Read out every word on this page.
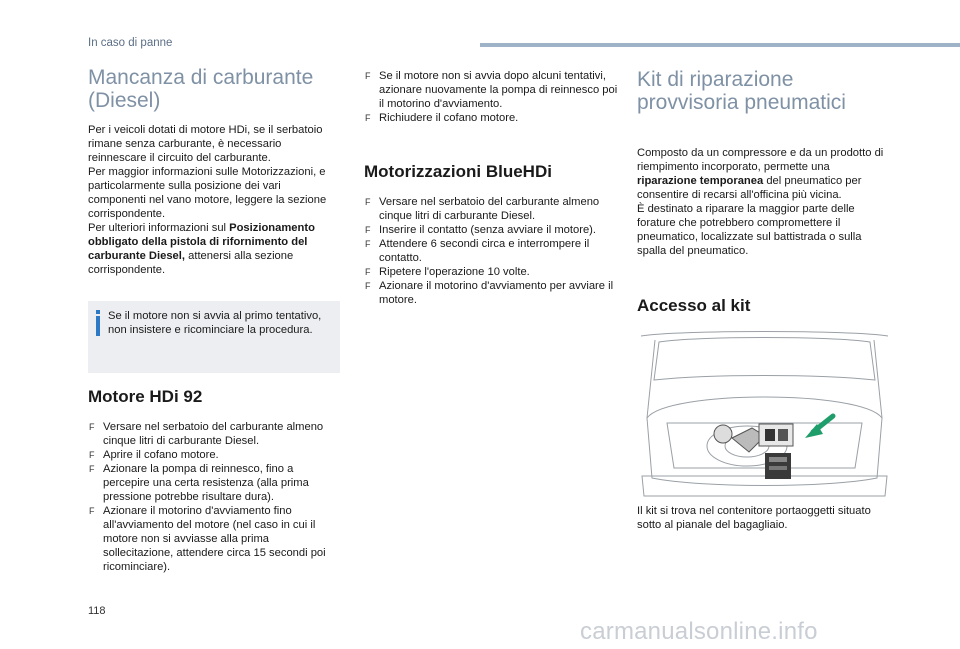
In caso di panne
Mancanza di carburante
(Diesel)

Per i veicoli dotati di motore HDi, se il serbatoio rimane senza carburante, è necessario reinnescare il circuito del carburante.

Per maggior informazioni sulle Motorizzazioni, e particolarmente sulla posizione dei vari componenti nel vano motore, leggere la sezione corrispondente.

Per ulteriori informazioni sul Posizionamento obbligato della pistola di rifornimento del carburante Diesel, attenersi alla sezione corrispondente.

Se il motore non si avvia al primo tentativo, non insistere e ricominciare la procedura.

Motore HDi 92
F Versare nel serbatoio del carburante almeno cinque litri di carburante Diesel.
F Aprire il cofano motore.
F Azionare la pompa di reinnesco, fino a percepire una certa resistenza (alla prima pressione potrebbe risultare dura).
F Azionare il motorino d'avviamento fino all'avviamento del motore (nel caso in cui il motore non si avviasse alla prima sollecitazione, attendere circa 15 secondi poi ricominciare).
F Se il motore non si avvia dopo alcuni tentativi, azionare nuovamente la pompa di reinnesco poi il motorino d'avviamento.
F Richiudere il cofano motore.
Motorizzazioni BlueHDi
F Versare nel serbatoio del carburante almeno cinque litri di carburante Diesel.
F Inserire il contatto (senza avviare il motore).
F Attendere 6 secondi circa e interrompere il contatto.
F Ripetere l'operazione 10 volte.
F Azionare il motorino d'avviamento per avviare il motore.
Kit di riparazione
provvisoria pneumatici

Composto da un compressore e da un prodotto di riempimento incorporato, permette una riparazione temporanea del pneumatico per consentire di recarsi all'officina più vicina.

È destinato a riparare la maggior parte delle forature che potrebbero compromettere il pneumatico, localizzate sul battistrada o sulla spalla del pneumatico.

Accesso al kit

Il kit si trova nel contenitore portaoggetti situato sotto al pianale del bagagliaio.

118
carmanualsonline.info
******
◆ Exercise task ◆
Your task is an exact transcription of all the data, minus the pictures.

◆ Final answer ◆
Read out every word on this page.
In caso di panne
Mancanza di carburante
(Diesel)

Per i veicoli dotati di motore HDi, se il serbatoio rimane senza carburante, è necessario reinnescare il circuito del carburante.

Per maggior informazioni sulle Motorizzazioni, e particolarmente sulla posizione dei vari componenti nel vano motore, leggere la sezione corrispondente.

Per ulteriori informazioni sul Posizionamento obbligato della pistola di rifornimento del carburante Diesel, attenersi alla sezione corrispondente.

Se il motore non si avvia al primo tentativo, non insistere e ricominciare la procedura.

Motore HDi 92
F Versare nel serbatoio del carburante almeno cinque litri di carburante Diesel.
F Aprire il cofano motore.
F Azionare la pompa di reinnesco, fino a percepire una certa resistenza (alla prima pressione potrebbe risultare dura).
F Azionare il motorino d'avviamento fino all'avviamento del motore (nel caso in cui il motore non si avviasse alla prima sollecitazione, attendere circa 15 secondi poi ricominciare).
F Se il motore non si avvia dopo alcuni tentativi, azionare nuovamente la pompa di reinnesco poi il motorino d'avviamento.
F Richiudere il cofano motore.
Motorizzazioni BlueHDi
F Versare nel serbatoio del carburante almeno cinque litri di carburante Diesel.
F Inserire il contatto (senza avviare il motore).
F Attendere 6 secondi circa e interrompere il contatto.
F Ripetere l'operazione 10 volte.
F Azionare il motorino d'avviamento per avviare il motore.
Kit di riparazione
provvisoria pneumatici

Composto da un compressore e da un prodotto di riempimento incorporato, permette una riparazione temporanea del pneumatico per consentire di recarsi all'officina più vicina.

È destinato a riparare la maggior parte delle forature che potrebbero compromettere il pneumatico, localizzate sul battistrada o sulla spalla del pneumatico.

Accesso al kit

Il kit si trova nel contenitore portaoggetti situato sotto al pianale del bagagliaio.

118
carmanualsonline.info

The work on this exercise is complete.